-- EXERCISE GOAL --
Using the records that follow, copy every line containing the word "this".

※ ※ ※

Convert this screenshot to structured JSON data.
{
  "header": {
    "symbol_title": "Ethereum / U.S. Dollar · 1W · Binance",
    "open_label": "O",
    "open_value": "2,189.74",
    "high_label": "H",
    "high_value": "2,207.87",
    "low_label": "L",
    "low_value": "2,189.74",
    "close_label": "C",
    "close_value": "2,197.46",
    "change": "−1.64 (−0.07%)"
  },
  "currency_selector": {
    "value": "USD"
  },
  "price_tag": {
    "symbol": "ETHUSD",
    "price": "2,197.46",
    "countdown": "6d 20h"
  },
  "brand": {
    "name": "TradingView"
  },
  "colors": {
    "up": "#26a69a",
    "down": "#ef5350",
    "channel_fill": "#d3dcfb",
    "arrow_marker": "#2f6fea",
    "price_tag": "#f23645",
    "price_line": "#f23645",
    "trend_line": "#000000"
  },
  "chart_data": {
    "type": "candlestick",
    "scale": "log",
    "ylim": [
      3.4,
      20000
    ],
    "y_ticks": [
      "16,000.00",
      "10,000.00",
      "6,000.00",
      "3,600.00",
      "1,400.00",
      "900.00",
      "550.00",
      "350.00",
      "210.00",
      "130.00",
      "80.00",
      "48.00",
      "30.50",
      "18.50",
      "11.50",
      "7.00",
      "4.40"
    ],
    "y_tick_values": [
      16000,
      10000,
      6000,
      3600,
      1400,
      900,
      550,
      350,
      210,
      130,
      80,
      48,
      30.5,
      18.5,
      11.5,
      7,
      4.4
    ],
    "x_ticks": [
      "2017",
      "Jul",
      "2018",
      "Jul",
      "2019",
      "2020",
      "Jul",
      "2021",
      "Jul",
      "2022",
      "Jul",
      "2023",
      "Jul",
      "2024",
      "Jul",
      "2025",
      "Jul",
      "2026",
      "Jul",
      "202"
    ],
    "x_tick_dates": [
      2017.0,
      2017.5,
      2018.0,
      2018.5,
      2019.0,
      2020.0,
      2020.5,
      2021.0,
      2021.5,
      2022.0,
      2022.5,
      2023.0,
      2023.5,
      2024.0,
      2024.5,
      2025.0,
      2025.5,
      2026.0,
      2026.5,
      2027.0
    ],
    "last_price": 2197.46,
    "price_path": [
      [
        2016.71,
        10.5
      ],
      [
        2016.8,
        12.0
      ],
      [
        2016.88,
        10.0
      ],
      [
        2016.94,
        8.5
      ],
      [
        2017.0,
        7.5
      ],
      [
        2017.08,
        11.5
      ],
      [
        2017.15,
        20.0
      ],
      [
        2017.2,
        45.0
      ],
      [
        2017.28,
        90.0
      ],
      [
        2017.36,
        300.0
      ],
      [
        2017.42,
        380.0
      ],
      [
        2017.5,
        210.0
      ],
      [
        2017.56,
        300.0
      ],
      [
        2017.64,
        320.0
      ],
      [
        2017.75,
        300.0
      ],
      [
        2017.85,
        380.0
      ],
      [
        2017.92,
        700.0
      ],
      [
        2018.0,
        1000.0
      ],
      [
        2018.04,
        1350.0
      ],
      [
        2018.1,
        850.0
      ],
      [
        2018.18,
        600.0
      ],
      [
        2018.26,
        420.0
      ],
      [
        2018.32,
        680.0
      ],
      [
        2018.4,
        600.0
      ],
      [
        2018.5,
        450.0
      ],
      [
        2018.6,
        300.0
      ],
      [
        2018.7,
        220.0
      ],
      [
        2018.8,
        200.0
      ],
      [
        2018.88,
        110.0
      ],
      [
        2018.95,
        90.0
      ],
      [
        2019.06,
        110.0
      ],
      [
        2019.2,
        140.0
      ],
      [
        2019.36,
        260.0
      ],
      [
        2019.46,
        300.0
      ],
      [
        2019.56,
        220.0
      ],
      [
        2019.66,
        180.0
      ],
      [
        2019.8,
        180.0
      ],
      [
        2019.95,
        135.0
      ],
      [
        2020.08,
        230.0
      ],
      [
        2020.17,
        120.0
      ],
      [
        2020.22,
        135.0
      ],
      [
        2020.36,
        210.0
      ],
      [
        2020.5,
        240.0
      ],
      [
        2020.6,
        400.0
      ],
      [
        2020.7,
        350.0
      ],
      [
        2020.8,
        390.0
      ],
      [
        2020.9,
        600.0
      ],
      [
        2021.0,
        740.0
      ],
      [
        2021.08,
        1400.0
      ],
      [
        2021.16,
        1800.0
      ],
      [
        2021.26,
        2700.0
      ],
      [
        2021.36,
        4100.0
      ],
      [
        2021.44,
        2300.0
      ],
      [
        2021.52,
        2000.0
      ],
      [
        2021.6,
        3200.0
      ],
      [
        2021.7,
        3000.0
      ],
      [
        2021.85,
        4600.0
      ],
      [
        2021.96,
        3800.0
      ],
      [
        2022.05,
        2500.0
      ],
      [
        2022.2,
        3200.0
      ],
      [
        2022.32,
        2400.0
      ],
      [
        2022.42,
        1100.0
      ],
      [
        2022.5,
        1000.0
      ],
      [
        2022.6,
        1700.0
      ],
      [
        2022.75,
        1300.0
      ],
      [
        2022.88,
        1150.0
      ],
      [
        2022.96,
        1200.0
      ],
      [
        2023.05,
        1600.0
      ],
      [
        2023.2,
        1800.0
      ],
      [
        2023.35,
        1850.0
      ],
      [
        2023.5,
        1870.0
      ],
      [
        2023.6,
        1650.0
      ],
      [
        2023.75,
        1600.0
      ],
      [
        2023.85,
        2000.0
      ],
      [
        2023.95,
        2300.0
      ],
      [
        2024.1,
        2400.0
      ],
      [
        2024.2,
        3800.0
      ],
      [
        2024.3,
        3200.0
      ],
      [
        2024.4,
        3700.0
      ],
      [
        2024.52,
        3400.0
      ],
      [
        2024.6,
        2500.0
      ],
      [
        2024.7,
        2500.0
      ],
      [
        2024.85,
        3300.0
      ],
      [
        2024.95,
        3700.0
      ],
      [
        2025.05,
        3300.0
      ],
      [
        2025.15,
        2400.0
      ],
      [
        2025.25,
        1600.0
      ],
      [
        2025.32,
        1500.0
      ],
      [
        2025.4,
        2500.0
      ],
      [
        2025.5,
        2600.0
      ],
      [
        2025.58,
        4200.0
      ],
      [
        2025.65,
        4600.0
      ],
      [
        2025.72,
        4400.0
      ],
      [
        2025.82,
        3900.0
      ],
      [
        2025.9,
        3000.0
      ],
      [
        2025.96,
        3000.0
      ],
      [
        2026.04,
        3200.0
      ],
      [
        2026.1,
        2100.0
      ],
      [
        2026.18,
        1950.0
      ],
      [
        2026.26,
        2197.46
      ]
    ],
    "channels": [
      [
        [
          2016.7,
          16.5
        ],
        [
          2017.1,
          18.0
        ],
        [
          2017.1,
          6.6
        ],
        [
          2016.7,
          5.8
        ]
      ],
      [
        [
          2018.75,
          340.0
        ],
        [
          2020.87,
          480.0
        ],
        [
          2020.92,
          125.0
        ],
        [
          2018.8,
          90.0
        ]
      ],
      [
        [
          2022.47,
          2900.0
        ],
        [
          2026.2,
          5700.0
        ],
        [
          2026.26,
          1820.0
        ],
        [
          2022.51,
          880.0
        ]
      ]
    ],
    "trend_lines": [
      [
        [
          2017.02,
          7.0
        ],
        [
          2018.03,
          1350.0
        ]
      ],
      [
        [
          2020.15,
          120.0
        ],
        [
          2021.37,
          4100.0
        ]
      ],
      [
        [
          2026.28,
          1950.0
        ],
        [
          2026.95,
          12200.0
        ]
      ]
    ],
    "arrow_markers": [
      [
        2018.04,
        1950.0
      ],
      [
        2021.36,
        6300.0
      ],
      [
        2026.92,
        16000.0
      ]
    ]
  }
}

※ ※ ※

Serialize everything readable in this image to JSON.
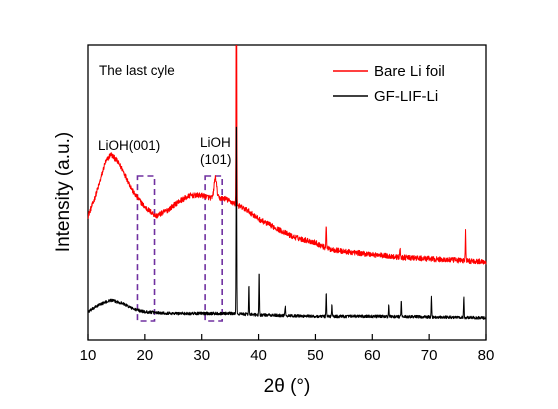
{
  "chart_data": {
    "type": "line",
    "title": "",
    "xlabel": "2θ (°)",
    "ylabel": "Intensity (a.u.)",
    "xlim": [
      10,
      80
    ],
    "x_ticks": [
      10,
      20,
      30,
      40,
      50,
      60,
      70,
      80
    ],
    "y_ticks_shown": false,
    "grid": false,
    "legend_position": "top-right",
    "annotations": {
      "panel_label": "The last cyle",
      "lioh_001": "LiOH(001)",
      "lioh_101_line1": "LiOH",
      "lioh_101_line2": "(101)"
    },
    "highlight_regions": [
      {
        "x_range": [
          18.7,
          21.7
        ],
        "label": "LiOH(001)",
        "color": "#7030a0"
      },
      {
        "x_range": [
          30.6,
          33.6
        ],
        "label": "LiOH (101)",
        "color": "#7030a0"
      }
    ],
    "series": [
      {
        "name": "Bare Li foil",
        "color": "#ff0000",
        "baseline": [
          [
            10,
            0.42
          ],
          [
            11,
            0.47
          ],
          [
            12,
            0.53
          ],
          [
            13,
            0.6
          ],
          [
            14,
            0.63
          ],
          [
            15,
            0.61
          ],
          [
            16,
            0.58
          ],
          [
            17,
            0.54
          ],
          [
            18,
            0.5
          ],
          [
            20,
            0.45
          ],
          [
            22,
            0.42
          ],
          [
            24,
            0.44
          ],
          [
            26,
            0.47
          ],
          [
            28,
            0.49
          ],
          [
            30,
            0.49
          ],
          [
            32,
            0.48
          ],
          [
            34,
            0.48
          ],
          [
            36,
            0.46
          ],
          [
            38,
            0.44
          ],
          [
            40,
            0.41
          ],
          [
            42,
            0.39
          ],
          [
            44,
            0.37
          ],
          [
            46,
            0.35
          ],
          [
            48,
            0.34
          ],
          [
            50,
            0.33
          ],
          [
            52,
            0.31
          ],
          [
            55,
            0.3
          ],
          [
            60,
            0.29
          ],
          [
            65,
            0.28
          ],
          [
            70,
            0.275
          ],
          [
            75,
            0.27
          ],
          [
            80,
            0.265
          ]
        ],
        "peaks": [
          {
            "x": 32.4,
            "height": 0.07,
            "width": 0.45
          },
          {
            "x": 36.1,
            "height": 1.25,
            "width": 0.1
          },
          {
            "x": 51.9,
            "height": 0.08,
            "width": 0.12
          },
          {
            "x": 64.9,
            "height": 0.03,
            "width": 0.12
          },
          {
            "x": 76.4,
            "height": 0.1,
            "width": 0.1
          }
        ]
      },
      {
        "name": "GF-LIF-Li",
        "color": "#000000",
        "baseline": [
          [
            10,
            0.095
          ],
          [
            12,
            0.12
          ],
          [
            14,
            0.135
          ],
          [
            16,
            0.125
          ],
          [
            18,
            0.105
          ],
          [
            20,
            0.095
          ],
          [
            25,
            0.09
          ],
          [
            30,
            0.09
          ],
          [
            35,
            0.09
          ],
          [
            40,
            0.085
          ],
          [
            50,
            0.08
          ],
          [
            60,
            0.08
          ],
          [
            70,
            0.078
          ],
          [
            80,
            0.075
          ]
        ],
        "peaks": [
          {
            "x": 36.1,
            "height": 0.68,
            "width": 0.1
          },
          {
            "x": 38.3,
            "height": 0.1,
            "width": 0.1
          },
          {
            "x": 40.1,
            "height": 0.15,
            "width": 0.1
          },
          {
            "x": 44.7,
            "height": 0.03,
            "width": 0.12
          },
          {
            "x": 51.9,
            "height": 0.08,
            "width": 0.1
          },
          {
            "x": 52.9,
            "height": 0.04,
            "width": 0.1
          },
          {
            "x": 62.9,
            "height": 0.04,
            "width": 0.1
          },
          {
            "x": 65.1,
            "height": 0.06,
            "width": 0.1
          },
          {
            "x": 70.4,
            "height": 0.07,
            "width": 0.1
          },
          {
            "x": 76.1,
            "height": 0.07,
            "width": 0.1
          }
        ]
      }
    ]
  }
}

※ ※ ※

-- TASK ANSWER --
Convert this screenshot to structured JSON data.
Serialize everything readable in this image to JSON.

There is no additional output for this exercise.